[SHORT TASK] Check every line below for the word "SDTVAR" and show those that hold it.

━━ SUPPLIED ENTRIES ━━

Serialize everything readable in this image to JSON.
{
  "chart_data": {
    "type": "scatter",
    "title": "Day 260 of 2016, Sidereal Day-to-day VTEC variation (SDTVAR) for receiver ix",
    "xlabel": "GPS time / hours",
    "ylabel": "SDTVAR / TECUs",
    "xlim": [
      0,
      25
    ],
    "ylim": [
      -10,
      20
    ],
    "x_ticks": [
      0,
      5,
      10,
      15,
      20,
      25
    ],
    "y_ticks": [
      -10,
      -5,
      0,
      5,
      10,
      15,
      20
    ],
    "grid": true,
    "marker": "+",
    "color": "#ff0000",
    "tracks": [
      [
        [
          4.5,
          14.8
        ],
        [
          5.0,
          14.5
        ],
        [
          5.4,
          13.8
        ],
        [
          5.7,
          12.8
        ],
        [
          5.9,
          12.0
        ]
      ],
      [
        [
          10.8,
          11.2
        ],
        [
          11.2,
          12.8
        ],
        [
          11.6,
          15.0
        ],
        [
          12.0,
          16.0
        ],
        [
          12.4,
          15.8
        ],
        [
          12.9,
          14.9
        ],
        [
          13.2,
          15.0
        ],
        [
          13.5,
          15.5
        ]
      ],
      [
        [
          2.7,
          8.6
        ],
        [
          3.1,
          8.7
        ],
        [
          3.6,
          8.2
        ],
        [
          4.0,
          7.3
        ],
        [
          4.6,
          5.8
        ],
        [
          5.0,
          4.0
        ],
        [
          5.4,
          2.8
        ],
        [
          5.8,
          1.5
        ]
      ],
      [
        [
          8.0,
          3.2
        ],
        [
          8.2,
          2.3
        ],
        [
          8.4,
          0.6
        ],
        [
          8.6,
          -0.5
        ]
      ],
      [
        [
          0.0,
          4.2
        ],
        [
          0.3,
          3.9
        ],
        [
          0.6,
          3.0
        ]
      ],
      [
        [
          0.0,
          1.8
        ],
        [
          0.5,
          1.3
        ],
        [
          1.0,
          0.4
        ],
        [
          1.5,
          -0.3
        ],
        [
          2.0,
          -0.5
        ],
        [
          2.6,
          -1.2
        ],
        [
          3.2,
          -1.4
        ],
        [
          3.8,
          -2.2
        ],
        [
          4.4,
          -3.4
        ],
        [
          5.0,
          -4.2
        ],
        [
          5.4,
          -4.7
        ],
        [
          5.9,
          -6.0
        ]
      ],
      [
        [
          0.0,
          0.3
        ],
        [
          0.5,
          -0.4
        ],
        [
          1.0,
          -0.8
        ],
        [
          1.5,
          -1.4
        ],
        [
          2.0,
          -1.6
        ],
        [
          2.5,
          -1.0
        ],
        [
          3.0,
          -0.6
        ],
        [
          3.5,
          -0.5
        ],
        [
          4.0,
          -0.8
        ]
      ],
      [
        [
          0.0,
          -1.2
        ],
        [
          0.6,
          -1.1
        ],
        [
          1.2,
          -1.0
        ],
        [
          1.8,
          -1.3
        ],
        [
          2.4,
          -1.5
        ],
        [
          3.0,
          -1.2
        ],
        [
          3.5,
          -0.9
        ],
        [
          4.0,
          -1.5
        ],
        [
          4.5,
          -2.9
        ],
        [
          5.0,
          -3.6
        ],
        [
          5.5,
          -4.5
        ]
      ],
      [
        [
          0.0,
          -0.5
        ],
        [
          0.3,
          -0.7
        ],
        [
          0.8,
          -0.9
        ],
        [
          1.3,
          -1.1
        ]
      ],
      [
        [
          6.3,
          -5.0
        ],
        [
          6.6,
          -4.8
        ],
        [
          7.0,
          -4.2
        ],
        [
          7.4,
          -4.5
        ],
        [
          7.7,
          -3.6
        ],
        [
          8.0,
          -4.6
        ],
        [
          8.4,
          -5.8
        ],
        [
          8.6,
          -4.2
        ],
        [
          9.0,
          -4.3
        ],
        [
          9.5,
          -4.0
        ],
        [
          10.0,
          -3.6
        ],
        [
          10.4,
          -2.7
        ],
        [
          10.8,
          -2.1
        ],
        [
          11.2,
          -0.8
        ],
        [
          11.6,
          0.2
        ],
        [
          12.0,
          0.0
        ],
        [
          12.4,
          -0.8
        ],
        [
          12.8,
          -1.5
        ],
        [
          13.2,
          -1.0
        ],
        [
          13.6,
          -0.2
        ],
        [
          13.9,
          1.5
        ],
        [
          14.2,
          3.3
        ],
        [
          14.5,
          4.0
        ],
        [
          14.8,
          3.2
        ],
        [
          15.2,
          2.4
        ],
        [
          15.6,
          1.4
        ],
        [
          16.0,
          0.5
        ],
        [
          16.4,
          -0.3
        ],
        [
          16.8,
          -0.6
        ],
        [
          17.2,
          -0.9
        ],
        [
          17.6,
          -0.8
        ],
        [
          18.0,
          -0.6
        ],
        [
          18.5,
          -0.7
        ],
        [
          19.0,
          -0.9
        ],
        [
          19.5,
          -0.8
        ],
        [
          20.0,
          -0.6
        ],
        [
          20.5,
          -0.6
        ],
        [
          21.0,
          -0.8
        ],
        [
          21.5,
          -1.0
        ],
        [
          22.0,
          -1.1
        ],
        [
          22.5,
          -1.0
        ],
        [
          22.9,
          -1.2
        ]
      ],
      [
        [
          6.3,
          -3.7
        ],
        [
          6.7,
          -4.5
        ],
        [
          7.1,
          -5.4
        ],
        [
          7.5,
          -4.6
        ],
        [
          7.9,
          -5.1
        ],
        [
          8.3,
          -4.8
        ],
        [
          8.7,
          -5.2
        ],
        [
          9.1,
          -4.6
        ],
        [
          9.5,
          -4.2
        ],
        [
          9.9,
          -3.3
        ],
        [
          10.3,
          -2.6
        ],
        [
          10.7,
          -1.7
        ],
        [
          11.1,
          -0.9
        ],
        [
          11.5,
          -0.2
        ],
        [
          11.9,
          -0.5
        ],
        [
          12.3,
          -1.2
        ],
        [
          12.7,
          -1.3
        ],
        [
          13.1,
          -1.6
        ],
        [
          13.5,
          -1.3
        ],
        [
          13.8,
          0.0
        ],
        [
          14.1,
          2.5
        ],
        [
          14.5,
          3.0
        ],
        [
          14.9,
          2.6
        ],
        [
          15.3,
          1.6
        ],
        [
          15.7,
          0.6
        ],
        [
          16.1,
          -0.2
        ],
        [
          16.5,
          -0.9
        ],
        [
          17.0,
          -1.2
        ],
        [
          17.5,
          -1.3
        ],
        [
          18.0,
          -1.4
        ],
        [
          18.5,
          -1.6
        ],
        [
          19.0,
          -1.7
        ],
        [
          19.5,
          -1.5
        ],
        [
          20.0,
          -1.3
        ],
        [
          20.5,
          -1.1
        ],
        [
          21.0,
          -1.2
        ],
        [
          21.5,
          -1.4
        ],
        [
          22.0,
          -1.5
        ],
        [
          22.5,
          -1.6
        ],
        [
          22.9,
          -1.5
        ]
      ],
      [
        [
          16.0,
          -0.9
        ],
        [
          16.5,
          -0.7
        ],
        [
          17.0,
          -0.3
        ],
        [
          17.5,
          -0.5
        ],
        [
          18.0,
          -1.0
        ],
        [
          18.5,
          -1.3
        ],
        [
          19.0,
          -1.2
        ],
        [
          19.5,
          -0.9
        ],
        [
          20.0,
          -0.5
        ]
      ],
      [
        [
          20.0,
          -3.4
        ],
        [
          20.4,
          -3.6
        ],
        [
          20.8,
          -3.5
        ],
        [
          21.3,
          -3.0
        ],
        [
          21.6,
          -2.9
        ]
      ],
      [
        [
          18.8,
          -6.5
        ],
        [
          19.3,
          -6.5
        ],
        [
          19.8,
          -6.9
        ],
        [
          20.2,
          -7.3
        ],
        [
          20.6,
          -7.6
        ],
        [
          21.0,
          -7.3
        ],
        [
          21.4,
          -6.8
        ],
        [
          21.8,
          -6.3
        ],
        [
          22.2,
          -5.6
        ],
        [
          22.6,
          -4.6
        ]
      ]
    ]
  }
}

━━━

[PROBLEM SOLUTION]
    "title": "Day 260 of 2016, Sidereal Day-to-day VTEC variation (SDTVAR) for receiver ix",
    "ylabel": "SDTVAR / TECUs",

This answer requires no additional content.